| EXERCISE GOAL |
Copy out exactly each line from the line with "Output a JSON" through the last line of the material below.
───── RECORDED DATA
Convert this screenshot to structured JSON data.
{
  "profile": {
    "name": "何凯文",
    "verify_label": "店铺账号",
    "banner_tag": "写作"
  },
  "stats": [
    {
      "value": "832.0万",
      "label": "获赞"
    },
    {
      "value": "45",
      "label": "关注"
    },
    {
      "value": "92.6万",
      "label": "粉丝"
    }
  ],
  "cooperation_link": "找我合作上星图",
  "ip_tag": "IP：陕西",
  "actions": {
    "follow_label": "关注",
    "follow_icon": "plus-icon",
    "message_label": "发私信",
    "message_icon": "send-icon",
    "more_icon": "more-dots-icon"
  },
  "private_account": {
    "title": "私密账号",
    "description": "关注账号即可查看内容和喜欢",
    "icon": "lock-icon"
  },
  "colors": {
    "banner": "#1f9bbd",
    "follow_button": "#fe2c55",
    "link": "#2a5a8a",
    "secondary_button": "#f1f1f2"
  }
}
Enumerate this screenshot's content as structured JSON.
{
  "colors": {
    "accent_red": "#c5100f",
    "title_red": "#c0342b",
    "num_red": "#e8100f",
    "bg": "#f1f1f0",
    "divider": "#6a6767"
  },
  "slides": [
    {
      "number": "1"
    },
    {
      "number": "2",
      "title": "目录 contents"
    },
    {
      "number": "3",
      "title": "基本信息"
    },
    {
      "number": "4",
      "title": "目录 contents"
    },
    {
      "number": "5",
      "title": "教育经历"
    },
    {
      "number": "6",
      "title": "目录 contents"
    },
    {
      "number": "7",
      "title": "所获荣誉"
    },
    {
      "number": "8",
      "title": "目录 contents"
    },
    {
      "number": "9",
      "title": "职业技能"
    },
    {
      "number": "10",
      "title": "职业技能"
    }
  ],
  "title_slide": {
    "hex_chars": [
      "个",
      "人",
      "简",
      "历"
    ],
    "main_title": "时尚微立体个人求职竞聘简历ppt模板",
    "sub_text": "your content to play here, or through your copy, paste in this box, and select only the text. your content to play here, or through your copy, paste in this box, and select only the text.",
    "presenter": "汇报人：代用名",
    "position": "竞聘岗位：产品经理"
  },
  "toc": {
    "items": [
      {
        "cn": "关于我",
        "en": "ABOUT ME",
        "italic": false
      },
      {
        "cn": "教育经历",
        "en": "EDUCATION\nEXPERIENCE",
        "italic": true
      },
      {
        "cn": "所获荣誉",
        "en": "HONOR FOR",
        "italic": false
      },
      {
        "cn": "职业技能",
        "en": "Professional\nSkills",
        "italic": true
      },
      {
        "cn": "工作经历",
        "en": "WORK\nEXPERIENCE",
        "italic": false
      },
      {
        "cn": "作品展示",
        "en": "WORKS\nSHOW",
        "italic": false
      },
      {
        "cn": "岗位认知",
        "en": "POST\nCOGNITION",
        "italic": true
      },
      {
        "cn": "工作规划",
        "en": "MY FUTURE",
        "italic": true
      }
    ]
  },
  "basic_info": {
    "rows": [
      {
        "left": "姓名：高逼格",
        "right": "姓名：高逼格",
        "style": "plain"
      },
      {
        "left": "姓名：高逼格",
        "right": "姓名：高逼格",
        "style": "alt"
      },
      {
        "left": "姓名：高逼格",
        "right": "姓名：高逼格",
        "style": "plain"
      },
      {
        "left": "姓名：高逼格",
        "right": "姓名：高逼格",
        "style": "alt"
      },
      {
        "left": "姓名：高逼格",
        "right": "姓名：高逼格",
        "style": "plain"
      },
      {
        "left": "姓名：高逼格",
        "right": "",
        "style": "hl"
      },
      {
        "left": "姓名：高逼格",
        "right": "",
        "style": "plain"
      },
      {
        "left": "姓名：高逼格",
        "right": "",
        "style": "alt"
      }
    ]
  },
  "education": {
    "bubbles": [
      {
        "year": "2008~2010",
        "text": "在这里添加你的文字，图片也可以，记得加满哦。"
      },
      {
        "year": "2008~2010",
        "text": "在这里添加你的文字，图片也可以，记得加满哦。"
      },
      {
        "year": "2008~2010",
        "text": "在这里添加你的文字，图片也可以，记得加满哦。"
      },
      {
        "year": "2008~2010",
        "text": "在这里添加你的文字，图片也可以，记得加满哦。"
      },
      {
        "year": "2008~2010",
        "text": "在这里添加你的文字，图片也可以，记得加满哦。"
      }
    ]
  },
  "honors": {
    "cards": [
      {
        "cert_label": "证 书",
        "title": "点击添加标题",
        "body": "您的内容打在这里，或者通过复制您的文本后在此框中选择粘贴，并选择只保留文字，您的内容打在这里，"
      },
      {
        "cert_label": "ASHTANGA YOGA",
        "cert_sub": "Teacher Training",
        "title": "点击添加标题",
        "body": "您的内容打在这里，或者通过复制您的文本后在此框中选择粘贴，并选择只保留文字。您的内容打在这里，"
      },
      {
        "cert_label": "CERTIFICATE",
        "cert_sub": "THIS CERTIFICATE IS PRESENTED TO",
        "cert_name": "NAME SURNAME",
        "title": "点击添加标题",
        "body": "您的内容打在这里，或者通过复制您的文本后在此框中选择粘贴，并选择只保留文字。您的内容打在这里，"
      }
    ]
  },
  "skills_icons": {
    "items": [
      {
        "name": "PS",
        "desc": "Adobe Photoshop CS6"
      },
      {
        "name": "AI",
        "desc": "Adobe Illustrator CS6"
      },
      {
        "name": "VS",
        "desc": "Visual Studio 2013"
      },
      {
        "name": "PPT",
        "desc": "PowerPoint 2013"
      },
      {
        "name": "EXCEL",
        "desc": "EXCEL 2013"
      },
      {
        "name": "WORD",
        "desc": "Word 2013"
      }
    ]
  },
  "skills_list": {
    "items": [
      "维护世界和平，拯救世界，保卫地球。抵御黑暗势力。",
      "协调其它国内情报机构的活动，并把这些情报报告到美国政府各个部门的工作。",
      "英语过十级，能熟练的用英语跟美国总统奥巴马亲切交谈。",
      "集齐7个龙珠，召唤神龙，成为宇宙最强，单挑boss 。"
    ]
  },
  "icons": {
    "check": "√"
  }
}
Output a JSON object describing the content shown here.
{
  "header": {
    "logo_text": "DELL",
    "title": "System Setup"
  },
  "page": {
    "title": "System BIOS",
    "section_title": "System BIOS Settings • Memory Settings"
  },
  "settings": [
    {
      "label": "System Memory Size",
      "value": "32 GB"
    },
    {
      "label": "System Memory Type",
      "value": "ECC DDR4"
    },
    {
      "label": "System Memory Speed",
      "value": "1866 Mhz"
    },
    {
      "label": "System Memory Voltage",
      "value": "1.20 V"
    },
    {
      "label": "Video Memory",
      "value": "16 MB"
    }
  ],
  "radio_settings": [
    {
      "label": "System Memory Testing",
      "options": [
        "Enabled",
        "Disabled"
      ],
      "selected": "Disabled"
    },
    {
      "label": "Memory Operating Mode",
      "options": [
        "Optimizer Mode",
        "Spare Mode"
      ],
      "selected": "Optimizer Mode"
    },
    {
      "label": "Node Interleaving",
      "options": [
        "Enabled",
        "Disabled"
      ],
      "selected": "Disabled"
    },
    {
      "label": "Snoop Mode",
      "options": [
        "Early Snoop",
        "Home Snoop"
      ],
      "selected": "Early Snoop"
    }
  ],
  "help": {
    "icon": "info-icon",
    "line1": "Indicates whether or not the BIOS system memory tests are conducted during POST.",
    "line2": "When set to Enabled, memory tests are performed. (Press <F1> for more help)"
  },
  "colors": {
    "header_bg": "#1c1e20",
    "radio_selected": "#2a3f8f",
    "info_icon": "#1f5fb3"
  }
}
──────────
| SOLUTION TO THIS PROBLEM |
Output a JSON object describing the content shown here.
{
  "header": {
    "logo_text": "DELL",
    "title": "System Setup"
  },
  "page": {
    "title": "System BIOS",
    "section_title": "System BIOS Settings • Memory Settings"
  },
  "settings": [
    {
      "label": "System Memory Size",
      "value": "32 GB"
    },
    {
      "label": "System Memory Type",
      "value": "ECC DDR4"
    },
    {
      "label": "System Memory Speed",
      "value": "1866 Mhz"
    },
    {
      "label": "System Memory Voltage",
      "value": "1.20 V"
    },
    {
      "label": "Video Memory",
      "value": "16 MB"
    }
  ],
  "radio_settings": [
    {
      "label": "System Memory Testing",
      "options": [
        "Enabled",
        "Disabled"
      ],
      "selected": "Disabled"
    },
    {
      "label": "Memory Operating Mode",
      "options": [
        "Optimizer Mode",
        "Spare Mode"
      ],
      "selected": "Optimizer Mode"
    },
    {
      "label": "Node Interleaving",
      "options": [
        "Enabled",
        "Disabled"
      ],
      "selected": "Disabled"
    },
    {
      "label": "Snoop Mode",
      "options": [
        "Early Snoop",
        "Home Snoop"
      ],
      "selected": "Early Snoop"
    }
  ],
  "help": {
    "icon": "info-icon",
    "line1": "Indicates whether or not the BIOS system memory tests are conducted during POST.",
    "line2": "When set to Enabled, memory tests are performed. (Press <F1> for more help)"
  },
  "colors": {
    "header_bg": "#1c1e20",
    "radio_selected": "#2a3f8f",
    "info_icon": "#1f5fb3"
  }
}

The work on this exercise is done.